Problem to solve: Single out each line with the word "կառավարության" and copy it.

───── Supplied records

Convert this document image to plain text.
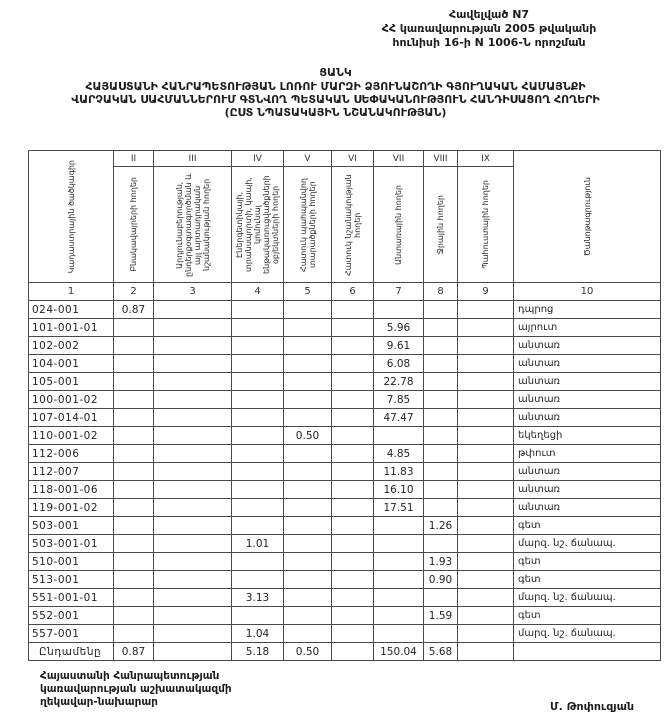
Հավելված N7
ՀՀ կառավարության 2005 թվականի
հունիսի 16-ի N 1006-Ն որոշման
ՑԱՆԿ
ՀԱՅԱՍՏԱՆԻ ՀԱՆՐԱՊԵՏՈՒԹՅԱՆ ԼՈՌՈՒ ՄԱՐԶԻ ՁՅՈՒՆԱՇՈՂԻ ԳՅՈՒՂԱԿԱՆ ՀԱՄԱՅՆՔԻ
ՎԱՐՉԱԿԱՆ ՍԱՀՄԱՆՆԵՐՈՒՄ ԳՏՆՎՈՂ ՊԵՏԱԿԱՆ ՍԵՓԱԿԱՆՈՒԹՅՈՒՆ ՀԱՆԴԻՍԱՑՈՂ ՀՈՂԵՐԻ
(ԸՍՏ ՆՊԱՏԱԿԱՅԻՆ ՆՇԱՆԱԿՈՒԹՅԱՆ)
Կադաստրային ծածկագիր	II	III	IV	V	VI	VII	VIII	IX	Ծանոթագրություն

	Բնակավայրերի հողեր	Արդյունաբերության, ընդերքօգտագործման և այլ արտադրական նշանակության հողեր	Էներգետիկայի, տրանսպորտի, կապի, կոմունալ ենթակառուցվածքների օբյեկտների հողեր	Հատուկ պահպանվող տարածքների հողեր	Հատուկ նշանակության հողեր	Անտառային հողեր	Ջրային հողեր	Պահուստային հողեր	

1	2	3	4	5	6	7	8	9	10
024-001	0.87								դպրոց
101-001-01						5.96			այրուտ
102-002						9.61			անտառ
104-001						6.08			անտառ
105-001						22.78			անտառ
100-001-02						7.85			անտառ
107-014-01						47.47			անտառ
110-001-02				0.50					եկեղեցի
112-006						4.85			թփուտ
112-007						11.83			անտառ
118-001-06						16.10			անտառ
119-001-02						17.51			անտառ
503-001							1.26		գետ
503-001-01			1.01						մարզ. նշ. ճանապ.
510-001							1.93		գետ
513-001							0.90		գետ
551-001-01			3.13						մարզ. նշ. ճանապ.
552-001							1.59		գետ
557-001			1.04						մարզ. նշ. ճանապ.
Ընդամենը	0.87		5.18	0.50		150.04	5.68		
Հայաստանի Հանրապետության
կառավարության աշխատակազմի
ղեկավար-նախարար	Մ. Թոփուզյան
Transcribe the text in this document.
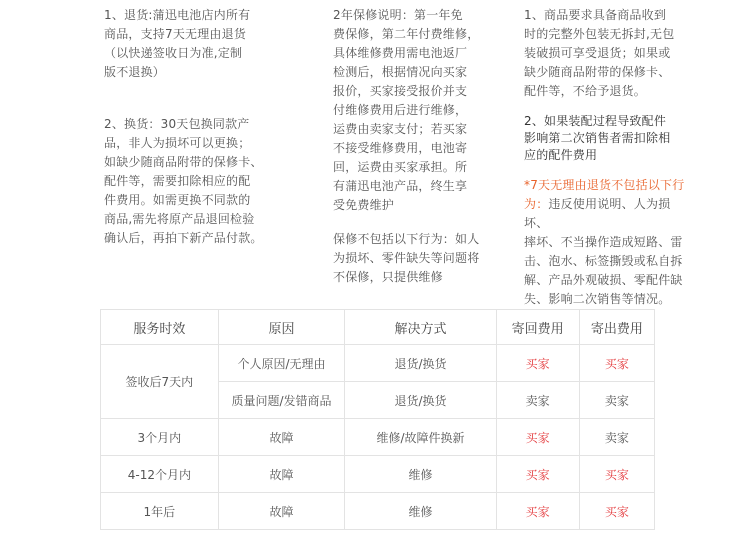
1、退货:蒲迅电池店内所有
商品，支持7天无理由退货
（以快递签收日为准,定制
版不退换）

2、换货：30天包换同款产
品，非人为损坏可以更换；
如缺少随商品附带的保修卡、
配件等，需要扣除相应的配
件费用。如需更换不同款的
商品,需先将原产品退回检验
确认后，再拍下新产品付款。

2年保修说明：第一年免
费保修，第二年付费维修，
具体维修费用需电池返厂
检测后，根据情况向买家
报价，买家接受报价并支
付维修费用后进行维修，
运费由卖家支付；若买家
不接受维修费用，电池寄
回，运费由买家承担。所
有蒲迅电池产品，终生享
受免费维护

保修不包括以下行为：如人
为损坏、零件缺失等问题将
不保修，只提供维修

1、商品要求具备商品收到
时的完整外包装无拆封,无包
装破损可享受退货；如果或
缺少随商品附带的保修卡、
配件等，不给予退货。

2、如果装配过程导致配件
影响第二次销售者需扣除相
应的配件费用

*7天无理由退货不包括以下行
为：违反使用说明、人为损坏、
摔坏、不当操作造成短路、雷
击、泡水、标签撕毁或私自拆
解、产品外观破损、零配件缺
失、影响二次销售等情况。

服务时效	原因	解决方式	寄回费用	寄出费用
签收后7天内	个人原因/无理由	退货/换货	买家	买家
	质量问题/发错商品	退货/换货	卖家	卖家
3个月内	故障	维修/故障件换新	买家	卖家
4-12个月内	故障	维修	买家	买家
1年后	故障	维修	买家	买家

──────────

Result below:
ՀՀ կառավարության 2005 թվականի
կառավարության աշխատակազմի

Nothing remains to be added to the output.